- Raw records:
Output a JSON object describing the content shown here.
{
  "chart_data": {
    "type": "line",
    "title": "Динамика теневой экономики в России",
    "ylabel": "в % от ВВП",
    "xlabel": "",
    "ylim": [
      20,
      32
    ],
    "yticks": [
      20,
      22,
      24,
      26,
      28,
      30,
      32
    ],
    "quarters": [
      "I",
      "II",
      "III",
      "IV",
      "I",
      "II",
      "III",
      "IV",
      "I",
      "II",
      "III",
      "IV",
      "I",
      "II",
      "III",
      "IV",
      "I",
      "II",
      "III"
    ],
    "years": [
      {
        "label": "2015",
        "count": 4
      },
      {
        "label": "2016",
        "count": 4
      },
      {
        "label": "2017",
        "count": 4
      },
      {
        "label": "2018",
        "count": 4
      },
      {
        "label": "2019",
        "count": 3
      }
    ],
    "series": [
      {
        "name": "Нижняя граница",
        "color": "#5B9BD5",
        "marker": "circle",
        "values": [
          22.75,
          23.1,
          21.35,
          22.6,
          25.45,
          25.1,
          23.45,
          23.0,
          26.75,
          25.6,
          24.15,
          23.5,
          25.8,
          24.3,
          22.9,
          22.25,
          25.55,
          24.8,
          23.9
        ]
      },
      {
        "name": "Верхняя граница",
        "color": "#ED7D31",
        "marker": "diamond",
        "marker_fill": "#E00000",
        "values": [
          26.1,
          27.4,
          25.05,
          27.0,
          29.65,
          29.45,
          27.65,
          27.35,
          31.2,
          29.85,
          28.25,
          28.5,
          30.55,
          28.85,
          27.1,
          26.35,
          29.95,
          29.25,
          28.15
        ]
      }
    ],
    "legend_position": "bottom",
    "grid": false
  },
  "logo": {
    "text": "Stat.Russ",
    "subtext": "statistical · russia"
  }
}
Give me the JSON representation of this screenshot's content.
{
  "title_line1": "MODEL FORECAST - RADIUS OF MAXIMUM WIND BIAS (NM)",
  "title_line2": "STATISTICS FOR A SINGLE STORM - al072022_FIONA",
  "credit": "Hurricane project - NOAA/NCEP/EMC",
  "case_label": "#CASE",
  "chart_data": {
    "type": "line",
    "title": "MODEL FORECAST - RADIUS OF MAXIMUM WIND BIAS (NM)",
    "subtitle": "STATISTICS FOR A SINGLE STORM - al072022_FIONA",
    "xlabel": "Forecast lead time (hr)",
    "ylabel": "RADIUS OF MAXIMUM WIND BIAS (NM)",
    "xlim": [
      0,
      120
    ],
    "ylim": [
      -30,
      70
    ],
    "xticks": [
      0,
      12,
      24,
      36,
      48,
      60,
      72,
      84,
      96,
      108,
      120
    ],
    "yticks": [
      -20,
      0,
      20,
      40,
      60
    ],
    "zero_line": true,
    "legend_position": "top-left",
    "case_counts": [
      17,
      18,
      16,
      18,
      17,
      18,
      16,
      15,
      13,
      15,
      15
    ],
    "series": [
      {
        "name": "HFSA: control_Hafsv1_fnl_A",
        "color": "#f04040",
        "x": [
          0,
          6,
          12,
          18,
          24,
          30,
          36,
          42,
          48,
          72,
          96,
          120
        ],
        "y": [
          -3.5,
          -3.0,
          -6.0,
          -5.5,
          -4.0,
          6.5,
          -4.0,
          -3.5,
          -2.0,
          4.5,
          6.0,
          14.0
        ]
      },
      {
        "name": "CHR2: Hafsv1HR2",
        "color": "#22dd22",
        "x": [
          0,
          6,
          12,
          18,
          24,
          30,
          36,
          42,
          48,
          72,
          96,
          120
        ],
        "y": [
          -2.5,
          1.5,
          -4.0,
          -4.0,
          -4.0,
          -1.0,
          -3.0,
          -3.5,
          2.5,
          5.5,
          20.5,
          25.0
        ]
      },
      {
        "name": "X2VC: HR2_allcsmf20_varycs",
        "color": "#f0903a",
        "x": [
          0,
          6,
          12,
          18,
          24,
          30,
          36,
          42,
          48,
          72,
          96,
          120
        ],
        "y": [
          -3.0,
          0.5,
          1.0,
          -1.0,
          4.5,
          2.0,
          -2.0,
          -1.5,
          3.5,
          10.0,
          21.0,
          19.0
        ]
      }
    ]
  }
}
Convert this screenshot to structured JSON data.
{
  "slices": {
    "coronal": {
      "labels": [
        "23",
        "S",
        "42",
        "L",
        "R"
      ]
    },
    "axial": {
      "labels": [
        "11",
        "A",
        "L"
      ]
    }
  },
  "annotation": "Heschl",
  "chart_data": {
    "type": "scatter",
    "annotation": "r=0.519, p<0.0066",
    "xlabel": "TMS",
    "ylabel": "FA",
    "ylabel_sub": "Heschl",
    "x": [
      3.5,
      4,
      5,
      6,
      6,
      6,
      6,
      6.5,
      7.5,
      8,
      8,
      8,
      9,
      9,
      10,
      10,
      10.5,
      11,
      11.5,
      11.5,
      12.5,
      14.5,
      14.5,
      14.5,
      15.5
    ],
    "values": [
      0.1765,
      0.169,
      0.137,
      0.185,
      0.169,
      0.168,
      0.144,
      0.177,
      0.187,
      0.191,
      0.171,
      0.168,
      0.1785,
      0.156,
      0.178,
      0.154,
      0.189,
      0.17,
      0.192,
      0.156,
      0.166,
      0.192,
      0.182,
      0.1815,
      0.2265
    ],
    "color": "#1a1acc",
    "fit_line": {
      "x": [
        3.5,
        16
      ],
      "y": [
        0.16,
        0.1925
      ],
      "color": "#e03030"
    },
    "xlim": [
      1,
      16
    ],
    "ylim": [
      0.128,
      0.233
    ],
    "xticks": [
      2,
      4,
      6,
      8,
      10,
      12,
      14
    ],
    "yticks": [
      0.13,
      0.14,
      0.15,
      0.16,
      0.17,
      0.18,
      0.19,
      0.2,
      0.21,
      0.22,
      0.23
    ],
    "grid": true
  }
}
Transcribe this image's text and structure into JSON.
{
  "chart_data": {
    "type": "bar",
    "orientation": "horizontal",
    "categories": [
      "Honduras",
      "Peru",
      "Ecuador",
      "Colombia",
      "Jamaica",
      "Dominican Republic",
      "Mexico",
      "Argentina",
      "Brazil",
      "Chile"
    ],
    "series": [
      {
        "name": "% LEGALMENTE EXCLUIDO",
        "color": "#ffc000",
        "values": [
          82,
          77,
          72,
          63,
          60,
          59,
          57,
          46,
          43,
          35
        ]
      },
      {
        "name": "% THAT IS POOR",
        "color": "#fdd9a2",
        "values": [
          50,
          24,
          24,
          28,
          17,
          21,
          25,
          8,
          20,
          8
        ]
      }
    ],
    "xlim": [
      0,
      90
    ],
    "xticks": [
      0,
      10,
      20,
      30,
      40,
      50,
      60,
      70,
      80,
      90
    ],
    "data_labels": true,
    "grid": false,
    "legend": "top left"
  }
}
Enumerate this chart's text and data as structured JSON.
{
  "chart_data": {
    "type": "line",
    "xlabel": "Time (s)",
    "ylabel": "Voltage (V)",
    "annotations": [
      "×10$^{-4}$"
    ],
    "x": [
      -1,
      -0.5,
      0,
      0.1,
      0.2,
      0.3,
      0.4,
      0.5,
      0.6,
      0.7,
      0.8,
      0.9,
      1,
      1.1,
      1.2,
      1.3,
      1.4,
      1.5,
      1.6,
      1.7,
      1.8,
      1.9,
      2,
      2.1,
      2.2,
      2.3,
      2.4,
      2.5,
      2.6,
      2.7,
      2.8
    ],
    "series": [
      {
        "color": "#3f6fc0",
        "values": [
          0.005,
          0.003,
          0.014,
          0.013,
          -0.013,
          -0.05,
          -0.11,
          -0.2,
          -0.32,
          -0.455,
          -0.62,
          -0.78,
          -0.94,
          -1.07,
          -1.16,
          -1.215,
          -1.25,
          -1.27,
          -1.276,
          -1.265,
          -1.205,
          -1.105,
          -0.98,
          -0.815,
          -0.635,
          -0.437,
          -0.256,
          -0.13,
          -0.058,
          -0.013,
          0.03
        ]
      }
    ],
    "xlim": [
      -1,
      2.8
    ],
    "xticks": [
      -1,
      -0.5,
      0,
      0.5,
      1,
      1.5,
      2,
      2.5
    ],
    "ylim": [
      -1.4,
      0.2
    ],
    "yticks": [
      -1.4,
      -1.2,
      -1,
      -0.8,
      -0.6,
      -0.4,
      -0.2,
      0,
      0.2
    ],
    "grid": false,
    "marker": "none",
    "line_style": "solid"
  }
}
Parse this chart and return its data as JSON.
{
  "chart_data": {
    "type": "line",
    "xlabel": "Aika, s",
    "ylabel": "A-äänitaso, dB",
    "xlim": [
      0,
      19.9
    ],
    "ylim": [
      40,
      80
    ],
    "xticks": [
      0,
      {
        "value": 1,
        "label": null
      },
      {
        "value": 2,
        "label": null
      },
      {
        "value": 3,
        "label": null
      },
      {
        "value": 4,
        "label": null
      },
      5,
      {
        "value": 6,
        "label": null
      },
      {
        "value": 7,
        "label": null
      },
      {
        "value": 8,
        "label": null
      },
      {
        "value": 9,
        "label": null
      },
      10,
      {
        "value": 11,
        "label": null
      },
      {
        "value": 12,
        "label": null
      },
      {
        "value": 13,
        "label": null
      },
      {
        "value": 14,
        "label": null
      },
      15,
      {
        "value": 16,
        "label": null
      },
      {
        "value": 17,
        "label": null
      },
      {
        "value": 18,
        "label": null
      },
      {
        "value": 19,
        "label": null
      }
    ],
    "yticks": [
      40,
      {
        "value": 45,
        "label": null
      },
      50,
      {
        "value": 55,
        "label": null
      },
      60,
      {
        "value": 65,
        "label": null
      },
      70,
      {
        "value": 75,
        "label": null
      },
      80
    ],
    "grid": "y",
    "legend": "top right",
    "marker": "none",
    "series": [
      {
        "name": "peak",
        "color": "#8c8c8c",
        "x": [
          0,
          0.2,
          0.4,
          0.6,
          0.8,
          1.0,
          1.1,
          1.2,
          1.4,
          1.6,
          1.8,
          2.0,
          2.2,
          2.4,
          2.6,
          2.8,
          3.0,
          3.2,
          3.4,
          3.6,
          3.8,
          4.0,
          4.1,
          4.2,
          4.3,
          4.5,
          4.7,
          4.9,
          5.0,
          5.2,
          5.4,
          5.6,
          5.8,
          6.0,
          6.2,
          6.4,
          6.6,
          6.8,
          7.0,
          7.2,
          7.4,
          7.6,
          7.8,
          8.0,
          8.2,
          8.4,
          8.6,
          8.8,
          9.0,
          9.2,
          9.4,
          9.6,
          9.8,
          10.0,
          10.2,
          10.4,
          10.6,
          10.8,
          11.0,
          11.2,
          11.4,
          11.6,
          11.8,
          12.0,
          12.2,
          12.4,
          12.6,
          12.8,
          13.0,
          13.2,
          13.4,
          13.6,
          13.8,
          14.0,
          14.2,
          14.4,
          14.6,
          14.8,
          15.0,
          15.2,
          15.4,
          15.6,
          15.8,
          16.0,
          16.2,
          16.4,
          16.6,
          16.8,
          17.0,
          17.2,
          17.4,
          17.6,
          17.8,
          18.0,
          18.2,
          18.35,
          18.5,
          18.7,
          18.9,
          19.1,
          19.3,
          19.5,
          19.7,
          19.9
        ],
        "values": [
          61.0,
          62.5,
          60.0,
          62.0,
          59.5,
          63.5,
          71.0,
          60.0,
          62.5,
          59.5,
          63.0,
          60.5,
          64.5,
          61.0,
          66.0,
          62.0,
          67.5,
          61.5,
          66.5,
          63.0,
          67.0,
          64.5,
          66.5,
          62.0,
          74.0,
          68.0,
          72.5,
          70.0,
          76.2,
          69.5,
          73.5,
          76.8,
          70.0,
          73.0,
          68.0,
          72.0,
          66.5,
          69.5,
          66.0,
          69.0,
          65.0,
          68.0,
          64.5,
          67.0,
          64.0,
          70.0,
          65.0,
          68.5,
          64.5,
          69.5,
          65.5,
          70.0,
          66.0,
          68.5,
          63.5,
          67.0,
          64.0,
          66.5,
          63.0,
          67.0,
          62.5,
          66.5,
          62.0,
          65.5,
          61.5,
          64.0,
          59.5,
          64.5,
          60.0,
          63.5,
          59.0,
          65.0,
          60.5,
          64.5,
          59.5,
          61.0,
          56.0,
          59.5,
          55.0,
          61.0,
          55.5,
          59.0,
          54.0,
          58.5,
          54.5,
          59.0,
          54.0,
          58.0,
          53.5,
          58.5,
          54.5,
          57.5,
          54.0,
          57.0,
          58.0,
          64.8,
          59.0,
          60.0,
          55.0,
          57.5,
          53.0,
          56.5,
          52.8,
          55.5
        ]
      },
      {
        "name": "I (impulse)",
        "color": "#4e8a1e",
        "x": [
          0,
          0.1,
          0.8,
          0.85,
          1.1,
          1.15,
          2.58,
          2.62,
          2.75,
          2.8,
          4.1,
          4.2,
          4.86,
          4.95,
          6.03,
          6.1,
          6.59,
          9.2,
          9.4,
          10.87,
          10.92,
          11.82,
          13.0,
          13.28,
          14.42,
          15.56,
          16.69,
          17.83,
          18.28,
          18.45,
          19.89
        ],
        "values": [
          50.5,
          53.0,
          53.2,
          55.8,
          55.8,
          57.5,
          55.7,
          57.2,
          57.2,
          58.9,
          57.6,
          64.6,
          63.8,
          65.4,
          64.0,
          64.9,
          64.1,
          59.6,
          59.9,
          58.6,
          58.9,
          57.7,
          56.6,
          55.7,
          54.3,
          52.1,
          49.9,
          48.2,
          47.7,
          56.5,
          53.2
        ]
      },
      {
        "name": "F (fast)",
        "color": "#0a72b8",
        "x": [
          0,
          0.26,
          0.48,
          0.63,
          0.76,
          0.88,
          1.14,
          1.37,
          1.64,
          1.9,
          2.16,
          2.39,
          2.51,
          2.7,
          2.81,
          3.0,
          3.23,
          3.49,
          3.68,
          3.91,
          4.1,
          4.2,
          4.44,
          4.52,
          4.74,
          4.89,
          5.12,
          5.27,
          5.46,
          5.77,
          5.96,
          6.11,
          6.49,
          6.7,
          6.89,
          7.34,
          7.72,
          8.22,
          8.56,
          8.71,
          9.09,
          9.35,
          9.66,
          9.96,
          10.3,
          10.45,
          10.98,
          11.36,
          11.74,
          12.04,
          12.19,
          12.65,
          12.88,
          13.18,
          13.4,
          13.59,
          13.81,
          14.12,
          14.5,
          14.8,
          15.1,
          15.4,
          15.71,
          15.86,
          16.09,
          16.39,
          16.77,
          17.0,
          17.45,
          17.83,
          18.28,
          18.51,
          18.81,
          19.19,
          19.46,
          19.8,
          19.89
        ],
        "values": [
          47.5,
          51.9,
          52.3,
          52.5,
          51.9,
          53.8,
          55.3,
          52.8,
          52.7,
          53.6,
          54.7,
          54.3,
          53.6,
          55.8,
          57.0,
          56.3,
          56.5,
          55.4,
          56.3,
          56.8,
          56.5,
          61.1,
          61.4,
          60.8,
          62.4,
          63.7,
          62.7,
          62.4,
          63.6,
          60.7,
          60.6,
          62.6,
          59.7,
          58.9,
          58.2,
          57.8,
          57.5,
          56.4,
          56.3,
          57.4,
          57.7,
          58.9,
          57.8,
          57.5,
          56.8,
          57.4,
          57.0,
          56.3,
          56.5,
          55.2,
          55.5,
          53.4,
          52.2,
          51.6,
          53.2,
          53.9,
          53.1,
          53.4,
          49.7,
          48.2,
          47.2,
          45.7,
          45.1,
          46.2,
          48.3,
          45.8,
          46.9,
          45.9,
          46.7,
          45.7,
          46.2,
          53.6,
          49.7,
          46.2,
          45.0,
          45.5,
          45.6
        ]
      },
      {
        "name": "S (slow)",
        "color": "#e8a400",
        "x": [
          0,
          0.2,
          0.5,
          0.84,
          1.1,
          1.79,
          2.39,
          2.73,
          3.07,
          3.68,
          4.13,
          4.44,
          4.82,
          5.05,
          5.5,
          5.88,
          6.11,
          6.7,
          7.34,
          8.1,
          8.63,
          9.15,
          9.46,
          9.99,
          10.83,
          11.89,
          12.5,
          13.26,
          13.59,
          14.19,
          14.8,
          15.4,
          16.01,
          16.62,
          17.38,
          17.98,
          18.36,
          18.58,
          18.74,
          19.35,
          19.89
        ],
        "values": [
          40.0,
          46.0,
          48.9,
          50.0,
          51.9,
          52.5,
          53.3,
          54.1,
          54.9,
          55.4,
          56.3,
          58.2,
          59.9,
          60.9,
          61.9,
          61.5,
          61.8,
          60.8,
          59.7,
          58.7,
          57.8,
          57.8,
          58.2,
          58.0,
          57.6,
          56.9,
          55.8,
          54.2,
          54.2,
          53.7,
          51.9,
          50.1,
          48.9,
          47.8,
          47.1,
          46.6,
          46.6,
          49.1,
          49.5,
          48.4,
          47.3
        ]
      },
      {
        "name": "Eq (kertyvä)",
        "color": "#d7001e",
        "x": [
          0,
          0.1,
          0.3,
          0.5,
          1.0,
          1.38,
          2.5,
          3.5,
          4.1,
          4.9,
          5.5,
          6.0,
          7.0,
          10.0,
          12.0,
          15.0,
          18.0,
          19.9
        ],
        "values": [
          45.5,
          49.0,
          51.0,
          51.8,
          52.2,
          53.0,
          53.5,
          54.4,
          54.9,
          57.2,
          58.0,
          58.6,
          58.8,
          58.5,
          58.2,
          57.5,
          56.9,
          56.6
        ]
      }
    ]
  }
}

- Set problem: Filter the records, keeping only lines that contain "this", and show those lines.

- Solved problem:
Give me the JSON representation of this screenshot's content.
Convert this screenshot to structured JSON data.
Transcribe this image's text and structure into JSON.
Enumerate this chart's text and data as structured JSON.
Parse this chart and return its data as JSON.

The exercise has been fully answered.